Exercise objective —
Leave out the pictures and reproduce all of the data exactly.

[Collected data entries]
** Begin **

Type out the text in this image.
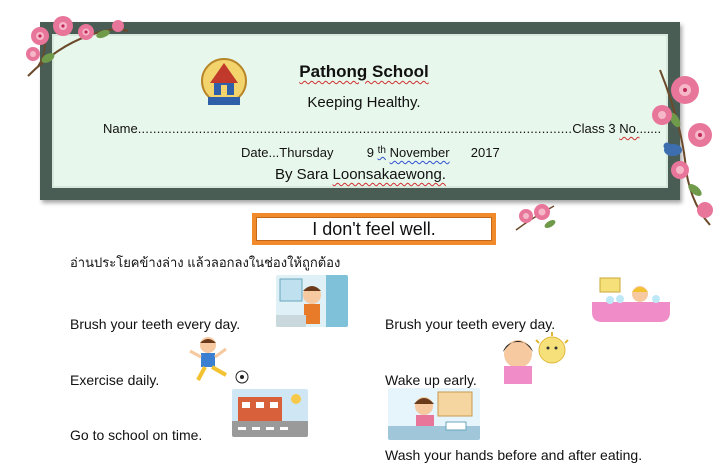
Pathong School
Keeping Healthy.
Name..................................................................................................................Class 3 No.......
Date...Thursday	9 $^{th}$ November 2017
By Sara Loonsakaewong.
I don't feel well.
อ่านประโยคข้างล่าง แล้วลอกลงในช่องให้ถูกต้อง
Brush your teeth every day.
Exercise daily.
Go to school on time.
Brush your teeth every day.
Wake up early.
Wash your hands before and after eating.
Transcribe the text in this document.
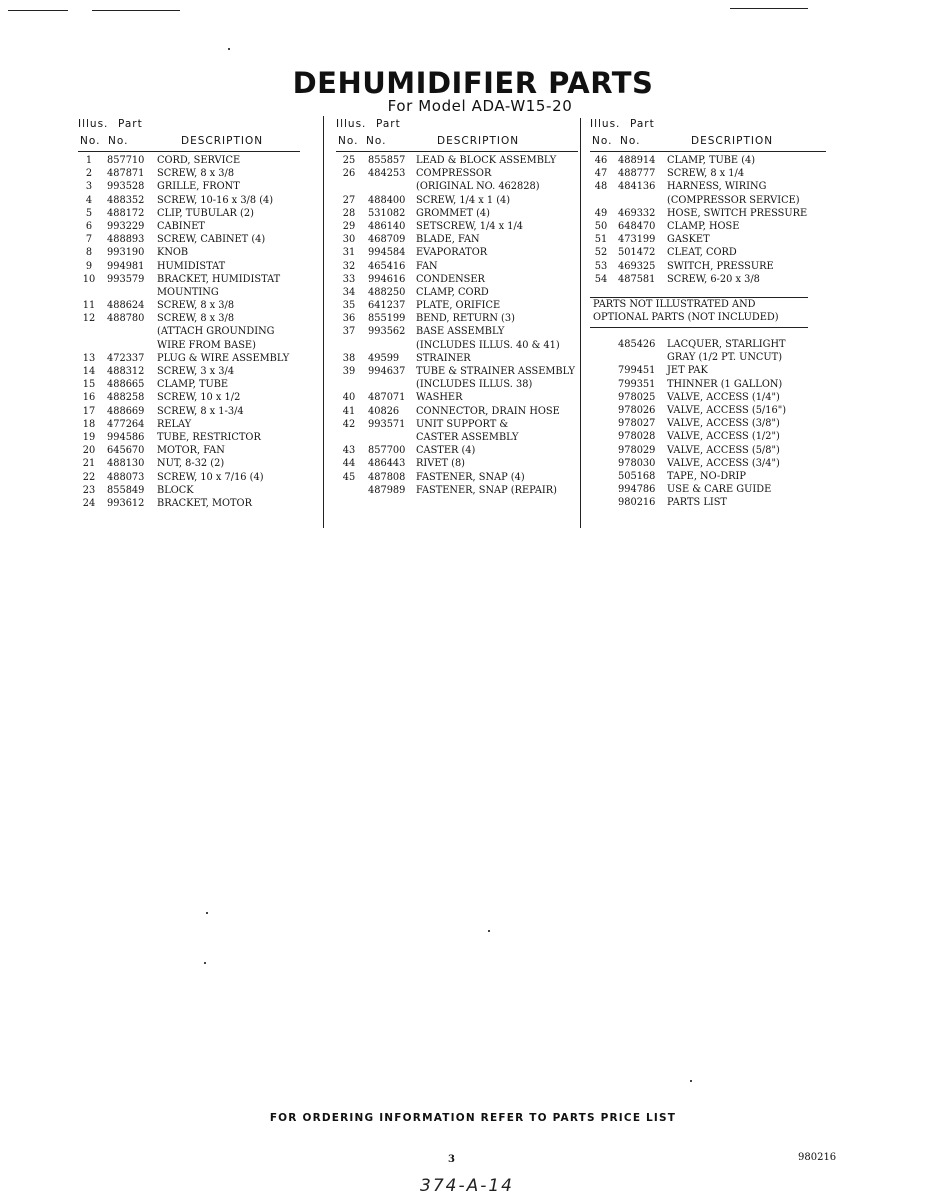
DEHUMIDIFIER PARTS
For Model ADA-W15-20
Illus. Part
No. No.	DESCRIPTION
1	857710 CORD, SERVICE
2	487871 SCREW, 8 x 3/8
3	993528 GRILLE, FRONT
4	488352 SCREW, 10-16 x 3/8 (4)
5	488172 CLIP, TUBULAR (2)
6	993229 CABINET
7	488893 SCREW, CABINET (4)
8	993190 KNOB
9	994981 HUMIDISTAT
10	993579 BRACKET, HUMIDISTAT
MOUNTING
11	488624 SCREW, 8 x 3/8
12	488780 SCREW, 8 x 3/8
(ATTACH GROUNDING
WIRE FROM BASE)
13	472337 PLUG & WIRE ASSEMBLY
14	488312 SCREW, 3 x 3/4
15	488665 CLAMP, TUBE
16	488258 SCREW, 10 x 1/2
17	488669 SCREW, 8 x 1-3/4
18	477264 RELAY
19	994586 TUBE, RESTRICTOR
20	645670 MOTOR, FAN
21	488130 NUT, 8-32 (2)
22	488073 SCREW, 10 x 7/16 (4)
23	855849 BLOCK
24	993612 BRACKET, MOTOR
Illus. Part
No. No.	DESCRIPTION
25	855857 LEAD & BLOCK ASSEMBLY
26	484253 COMPRESSOR
(ORIGINAL NO. 462828)
27	488400 SCREW, 1/4 x 1 (4)
28	531082 GROMMET (4)
29	486140 SETSCREW, 1/4 x 1/4
30	468709 BLADE, FAN
31	994584 EVAPORATOR
32	465416 FAN
33	994616 CONDENSER
34	488250 CLAMP, CORD
35	641237 PLATE, ORIFICE
36	855199 BEND, RETURN (3)
37	993562 BASE ASSEMBLY
(INCLUDES ILLUS. 40 & 41)
38	49599 STRAINER
39	994637 TUBE & STRAINER ASSEMBLY
(INCLUDES ILLUS. 38)
40	487071 WASHER
41	40826 CONNECTOR, DRAIN HOSE
42	993571 UNIT SUPPORT &
CASTER ASSEMBLY
43	857700 CASTER (4)
44	486443 RIVET (8)
45	487808 FASTENER, SNAP (4)
487989 FASTENER, SNAP (REPAIR)
Illus. Part
No. No.	DESCRIPTION
46	488914 CLAMP, TUBE (4)
47	488777 SCREW, 8 x 1/4
48	484136 HARNESS, WIRING
(COMPRESSOR SERVICE)
49	469332 HOSE, SWITCH PRESSURE
50	648470 CLAMP, HOSE
51	473199 GASKET
52	501472 CLEAT, CORD
53	469325 SWITCH, PRESSURE
54	487581 SCREW, 6-20 x 3/8
PARTS NOT ILLUSTRATED AND
OPTIONAL PARTS (NOT INCLUDED)
485426 LACQUER, STARLIGHT
GRAY (1/2 PT. UNCUT)
799451 JET PAK
799351 THINNER (1 GALLON)
978025 VALVE, ACCESS (1/4")
978026 VALVE, ACCESS (5/16")
978027 VALVE, ACCESS (3/8")
978028 VALVE, ACCESS (1/2")
978029 VALVE, ACCESS (5/8")
978030 VALVE, ACCESS (3/4")
505168 TAPE, NO-DRIP
994786 USE & CARE GUIDE
980216 PARTS LIST
FOR ORDERING INFORMATION REFER TO PARTS PRICE LIST
3	980216
374-A-14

** End **

Written response —
Type out the text in this image.
Pathong School
Keeping Healthy.
Name..................................................................................................................Class 3 No.......
Date...Thursday	9 $^{th}$ November 2017
By Sara Loonsakaewong.
I don't feel well.
อ่านประโยคข้างล่าง แล้วลอกลงในช่องให้ถูกต้อง
Brush your teeth every day.
Exercise daily.
Go to school on time.
Brush your teeth every day.
Wake up early.
Wash your hands before and after eating.
Transcribe the text in this document.
DEHUMIDIFIER PARTS
For Model ADA-W15-20
Illus. Part
No. No.	DESCRIPTION
1	857710 CORD, SERVICE
2	487871 SCREW, 8 x 3/8
3	993528 GRILLE, FRONT
4	488352 SCREW, 10-16 x 3/8 (4)
5	488172 CLIP, TUBULAR (2)
6	993229 CABINET
7	488893 SCREW, CABINET (4)
8	993190 KNOB
9	994981 HUMIDISTAT
10	993579 BRACKET, HUMIDISTAT
MOUNTING
11	488624 SCREW, 8 x 3/8
12	488780 SCREW, 8 x 3/8
(ATTACH GROUNDING
WIRE FROM BASE)
13	472337 PLUG & WIRE ASSEMBLY
14	488312 SCREW, 3 x 3/4
15	488665 CLAMP, TUBE
16	488258 SCREW, 10 x 1/2
17	488669 SCREW, 8 x 1-3/4
18	477264 RELAY
19	994586 TUBE, RESTRICTOR
20	645670 MOTOR, FAN
21	488130 NUT, 8-32 (2)
22	488073 SCREW, 10 x 7/16 (4)
23	855849 BLOCK
24	993612 BRACKET, MOTOR
Illus. Part
No. No.	DESCRIPTION
25	855857 LEAD & BLOCK ASSEMBLY
26	484253 COMPRESSOR
(ORIGINAL NO. 462828)
27	488400 SCREW, 1/4 x 1 (4)
28	531082 GROMMET (4)
29	486140 SETSCREW, 1/4 x 1/4
30	468709 BLADE, FAN
31	994584 EVAPORATOR
32	465416 FAN
33	994616 CONDENSER
34	488250 CLAMP, CORD
35	641237 PLATE, ORIFICE
36	855199 BEND, RETURN (3)
37	993562 BASE ASSEMBLY
(INCLUDES ILLUS. 40 & 41)
38	49599 STRAINER
39	994637 TUBE & STRAINER ASSEMBLY
(INCLUDES ILLUS. 38)
40	487071 WASHER
41	40826 CONNECTOR, DRAIN HOSE
42	993571 UNIT SUPPORT &
CASTER ASSEMBLY
43	857700 CASTER (4)
44	486443 RIVET (8)
45	487808 FASTENER, SNAP (4)
487989 FASTENER, SNAP (REPAIR)
Illus. Part
No. No.	DESCRIPTION
46	488914 CLAMP, TUBE (4)
47	488777 SCREW, 8 x 1/4
48	484136 HARNESS, WIRING
(COMPRESSOR SERVICE)
49	469332 HOSE, SWITCH PRESSURE
50	648470 CLAMP, HOSE
51	473199 GASKET
52	501472 CLEAT, CORD
53	469325 SWITCH, PRESSURE
54	487581 SCREW, 6-20 x 3/8
PARTS NOT ILLUSTRATED AND
OPTIONAL PARTS (NOT INCLUDED)
485426 LACQUER, STARLIGHT
GRAY (1/2 PT. UNCUT)
799451 JET PAK
799351 THINNER (1 GALLON)
978025 VALVE, ACCESS (1/4")
978026 VALVE, ACCESS (5/16")
978027 VALVE, ACCESS (3/8")
978028 VALVE, ACCESS (1/2")
978029 VALVE, ACCESS (5/8")
978030 VALVE, ACCESS (3/4")
505168 TAPE, NO-DRIP
994786 USE & CARE GUIDE
980216 PARTS LIST
FOR ORDERING INFORMATION REFER TO PARTS PRICE LIST
3	980216
374-A-14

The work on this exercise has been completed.